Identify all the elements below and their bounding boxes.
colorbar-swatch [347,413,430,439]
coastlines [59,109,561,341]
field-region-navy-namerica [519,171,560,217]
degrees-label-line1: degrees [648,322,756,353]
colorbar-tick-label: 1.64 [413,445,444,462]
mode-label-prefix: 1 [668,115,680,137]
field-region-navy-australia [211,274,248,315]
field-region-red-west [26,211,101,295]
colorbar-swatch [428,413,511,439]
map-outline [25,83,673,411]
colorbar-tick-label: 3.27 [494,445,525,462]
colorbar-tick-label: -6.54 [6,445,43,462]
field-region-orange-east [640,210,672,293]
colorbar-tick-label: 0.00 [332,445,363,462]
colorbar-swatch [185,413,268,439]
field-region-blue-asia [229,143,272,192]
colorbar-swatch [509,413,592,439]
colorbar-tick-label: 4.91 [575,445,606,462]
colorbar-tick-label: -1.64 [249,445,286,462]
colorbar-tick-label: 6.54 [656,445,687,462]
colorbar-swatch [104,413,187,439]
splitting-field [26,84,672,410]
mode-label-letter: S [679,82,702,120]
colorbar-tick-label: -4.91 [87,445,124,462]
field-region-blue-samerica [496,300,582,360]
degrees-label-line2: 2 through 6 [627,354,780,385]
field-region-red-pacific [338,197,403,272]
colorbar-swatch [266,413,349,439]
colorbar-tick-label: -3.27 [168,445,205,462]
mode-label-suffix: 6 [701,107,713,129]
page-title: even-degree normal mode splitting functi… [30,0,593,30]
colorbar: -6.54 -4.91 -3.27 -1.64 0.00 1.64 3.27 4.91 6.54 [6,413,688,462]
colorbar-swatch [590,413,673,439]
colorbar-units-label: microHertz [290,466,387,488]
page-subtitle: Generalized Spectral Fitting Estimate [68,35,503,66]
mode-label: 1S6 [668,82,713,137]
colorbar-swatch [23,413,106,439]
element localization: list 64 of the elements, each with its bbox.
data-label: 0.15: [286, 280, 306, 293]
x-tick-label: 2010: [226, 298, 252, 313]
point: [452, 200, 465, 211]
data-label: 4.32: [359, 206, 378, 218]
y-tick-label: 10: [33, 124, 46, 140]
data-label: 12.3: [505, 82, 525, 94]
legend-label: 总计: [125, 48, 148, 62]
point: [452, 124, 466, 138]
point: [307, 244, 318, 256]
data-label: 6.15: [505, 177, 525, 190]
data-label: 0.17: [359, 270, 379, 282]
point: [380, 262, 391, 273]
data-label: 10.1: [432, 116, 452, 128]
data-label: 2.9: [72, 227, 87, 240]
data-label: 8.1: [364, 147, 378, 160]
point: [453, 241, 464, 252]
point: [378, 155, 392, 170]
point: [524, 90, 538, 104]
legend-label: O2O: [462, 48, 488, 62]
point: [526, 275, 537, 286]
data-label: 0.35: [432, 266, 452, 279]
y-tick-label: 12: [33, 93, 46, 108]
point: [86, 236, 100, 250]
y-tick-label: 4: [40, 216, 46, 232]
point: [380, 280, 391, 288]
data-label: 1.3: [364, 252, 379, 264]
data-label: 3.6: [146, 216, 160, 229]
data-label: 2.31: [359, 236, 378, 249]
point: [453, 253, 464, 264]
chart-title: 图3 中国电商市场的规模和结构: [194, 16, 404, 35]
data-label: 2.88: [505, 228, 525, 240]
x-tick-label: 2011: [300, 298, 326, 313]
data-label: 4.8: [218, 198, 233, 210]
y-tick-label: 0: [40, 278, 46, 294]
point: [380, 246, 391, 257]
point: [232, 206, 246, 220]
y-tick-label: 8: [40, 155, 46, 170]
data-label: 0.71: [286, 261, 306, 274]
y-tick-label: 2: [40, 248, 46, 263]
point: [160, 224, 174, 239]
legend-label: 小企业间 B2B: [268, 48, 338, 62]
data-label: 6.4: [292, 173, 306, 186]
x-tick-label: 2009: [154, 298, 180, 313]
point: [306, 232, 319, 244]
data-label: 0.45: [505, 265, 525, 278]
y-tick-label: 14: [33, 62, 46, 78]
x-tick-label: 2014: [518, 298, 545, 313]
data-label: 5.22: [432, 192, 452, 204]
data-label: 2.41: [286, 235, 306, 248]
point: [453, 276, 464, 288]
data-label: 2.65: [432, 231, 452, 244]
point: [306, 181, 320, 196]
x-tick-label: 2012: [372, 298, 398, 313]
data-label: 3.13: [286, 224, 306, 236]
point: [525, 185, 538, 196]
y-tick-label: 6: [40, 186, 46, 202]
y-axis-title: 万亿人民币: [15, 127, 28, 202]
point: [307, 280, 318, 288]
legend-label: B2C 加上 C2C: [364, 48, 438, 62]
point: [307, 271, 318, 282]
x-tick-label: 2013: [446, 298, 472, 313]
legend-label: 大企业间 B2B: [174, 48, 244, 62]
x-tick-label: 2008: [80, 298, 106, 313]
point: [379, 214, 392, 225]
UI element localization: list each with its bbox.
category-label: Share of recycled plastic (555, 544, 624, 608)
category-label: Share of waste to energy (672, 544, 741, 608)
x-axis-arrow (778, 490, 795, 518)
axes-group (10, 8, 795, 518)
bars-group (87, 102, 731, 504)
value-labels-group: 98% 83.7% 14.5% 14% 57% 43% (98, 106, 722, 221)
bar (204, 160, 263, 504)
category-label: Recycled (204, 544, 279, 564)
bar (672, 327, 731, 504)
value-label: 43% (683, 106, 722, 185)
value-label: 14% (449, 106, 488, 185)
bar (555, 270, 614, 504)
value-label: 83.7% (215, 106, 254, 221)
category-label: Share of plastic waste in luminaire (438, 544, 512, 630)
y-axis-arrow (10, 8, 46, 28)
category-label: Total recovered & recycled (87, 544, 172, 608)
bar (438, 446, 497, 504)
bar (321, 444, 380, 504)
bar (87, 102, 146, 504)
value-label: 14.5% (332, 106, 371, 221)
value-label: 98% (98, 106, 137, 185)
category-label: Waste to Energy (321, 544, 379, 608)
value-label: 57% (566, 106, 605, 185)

• **TASK STATEMENT**
Reproduce every line of the items, swapping "colorbar-tick-label" for "colorbar-tick-text" wherever it occurs and leaving everything else unchanged.

• **FULL SOLUTION**
Identify all the elements below and their bounding boxes.
colorbar-swatch [347,413,430,439]
coastlines [59,109,561,341]
field-region-navy-namerica [519,171,560,217]
degrees-label-line1: degrees [648,322,756,353]
colorbar-tick-text: 1.64 [413,445,444,462]
mode-label-prefix: 1 [668,115,680,137]
field-region-navy-australia [211,274,248,315]
field-region-red-west [26,211,101,295]
colorbar-swatch [428,413,511,439]
map-outline [25,83,673,411]
colorbar-tick-text: 3.27 [494,445,525,462]
colorbar-tick-text: -6.54 [6,445,43,462]
field-region-orange-east [640,210,672,293]
colorbar-tick-text: 0.00 [332,445,363,462]
colorbar-swatch [185,413,268,439]
field-region-blue-asia [229,143,272,192]
colorbar-swatch [509,413,592,439]
colorbar-tick-text: 4.91 [575,445,606,462]
colorbar-tick-text: -1.64 [249,445,286,462]
colorbar-tick-text: 6.54 [656,445,687,462]
colorbar-swatch [104,413,187,439]
splitting-field [26,84,672,410]
mode-label-letter: S [679,82,702,120]
colorbar-tick-text: -4.91 [87,445,124,462]
field-region-blue-samerica [496,300,582,360]
degrees-label-line2: 2 through 6 [627,354,780,385]
field-region-red-pacific [338,197,403,272]
colorbar-swatch [266,413,349,439]
colorbar-tick-text: -3.27 [168,445,205,462]
mode-label-suffix: 6 [701,107,713,129]
page-title: even-degree normal mode splitting functi… [30,0,593,30]
colorbar: -6.54 -4.91 -3.27 -1.64 0.00 1.64 3.27 4.91 6.54 [6,413,688,462]
colorbar-swatch [590,413,673,439]
colorbar-units-label: microHertz [290,466,387,488]
page-subtitle: Generalized Spectral Fitting Estimate [68,35,503,66]
mode-label: 1S6 [668,82,713,137]
colorbar-swatch [23,413,106,439]
element localization: list 64 of the elements, each with its bbox.
data-label: 0.15: [286, 280, 306, 293]
x-tick-label: 2010: [226, 298, 252, 313]
point: [452, 200, 465, 211]
data-label: 4.32: [359, 206, 378, 218]
y-tick-label: 10: [33, 124, 46, 140]
data-label: 12.3: [505, 82, 525, 94]
legend-label: 总计: [125, 48, 148, 62]
point: [452, 124, 466, 138]
point: [307, 244, 318, 256]
data-label: 6.15: [505, 177, 525, 190]
data-label: 0.17: [359, 270, 379, 282]
point: [380, 262, 391, 273]
data-label: 10.1: [432, 116, 452, 128]
data-label: 2.9: [72, 227, 87, 240]
data-label: 8.1: [364, 147, 378, 160]
point: [453, 241, 464, 252]
point: [378, 155, 392, 170]
point: [524, 90, 538, 104]
legend-label: O2O: [462, 48, 488, 62]
point: [526, 275, 537, 286]
data-label: 0.35: [432, 266, 452, 279]
y-tick-label: 12: [33, 93, 46, 108]
point: [86, 236, 100, 250]
y-tick-label: 4: [40, 216, 46, 232]
point: [380, 280, 391, 288]
data-label: 1.3: [364, 252, 379, 264]
data-label: 3.6: [146, 216, 160, 229]
data-label: 2.31: [359, 236, 378, 249]
point: [453, 253, 464, 264]
chart-title: 图3 中国电商市场的规模和结构: [194, 16, 404, 35]
data-label: 2.88: [505, 228, 525, 240]
x-tick-label: 2011: [300, 298, 326, 313]
data-label: 4.8: [218, 198, 233, 210]
y-tick-label: 0: [40, 278, 46, 294]
point: [380, 246, 391, 257]
point: [232, 206, 246, 220]
y-tick-label: 8: [40, 155, 46, 170]
data-label: 0.71: [286, 261, 306, 274]
y-tick-label: 2: [40, 248, 46, 263]
point: [160, 224, 174, 239]
legend-label: 小企业间 B2B: [268, 48, 338, 62]
data-label: 6.4: [292, 173, 306, 186]
x-tick-label: 2009: [154, 298, 180, 313]
point: [306, 232, 319, 244]
data-label: 0.45: [505, 265, 525, 278]
y-tick-label: 14: [33, 62, 46, 78]
x-tick-label: 2014: [518, 298, 545, 313]
data-label: 5.22: [432, 192, 452, 204]
data-label: 2.41: [286, 235, 306, 248]
point: [453, 276, 464, 288]
data-label: 2.65: [432, 231, 452, 244]
point: [306, 181, 320, 196]
x-tick-label: 2012: [372, 298, 398, 313]
data-label: 3.13: [286, 224, 306, 236]
point: [525, 185, 538, 196]
y-tick-label: 6: [40, 186, 46, 202]
y-axis-title: 万亿人民币: [15, 127, 28, 202]
point: [307, 280, 318, 288]
legend-label: B2C 加上 C2C: [364, 48, 438, 62]
point: [307, 271, 318, 282]
x-tick-label: 2013: [446, 298, 472, 313]
legend-label: 大企业间 B2B: [174, 48, 244, 62]
x-tick-label: 2008: [80, 298, 106, 313]
point: [379, 214, 392, 225]
UI element localization: list each with its bbox.
category-label: Share of recycled plastic (555, 544, 624, 608)
category-label: Share of waste to energy (672, 544, 741, 608)
x-axis-arrow (778, 490, 795, 518)
axes-group (10, 8, 795, 518)
bars-group (87, 102, 731, 504)
value-labels-group: 98% 83.7% 14.5% 14% 57% 43% (98, 106, 722, 221)
bar (204, 160, 263, 504)
category-label: Recycled (204, 544, 279, 564)
bar (672, 327, 731, 504)
value-label: 43% (683, 106, 722, 185)
value-label: 14% (449, 106, 488, 185)
bar (555, 270, 614, 504)
value-label: 83.7% (215, 106, 254, 221)
category-label: Share of plastic waste in luminaire (438, 544, 512, 630)
y-axis-arrow (10, 8, 46, 28)
category-label: Total recovered & recycled (87, 544, 172, 608)
bar (438, 446, 497, 504)
bar (321, 444, 380, 504)
bar (87, 102, 146, 504)
value-label: 14.5% (332, 106, 371, 221)
value-label: 98% (98, 106, 137, 185)
category-label: Waste to Energy (321, 544, 379, 608)
value-label: 57% (566, 106, 605, 185)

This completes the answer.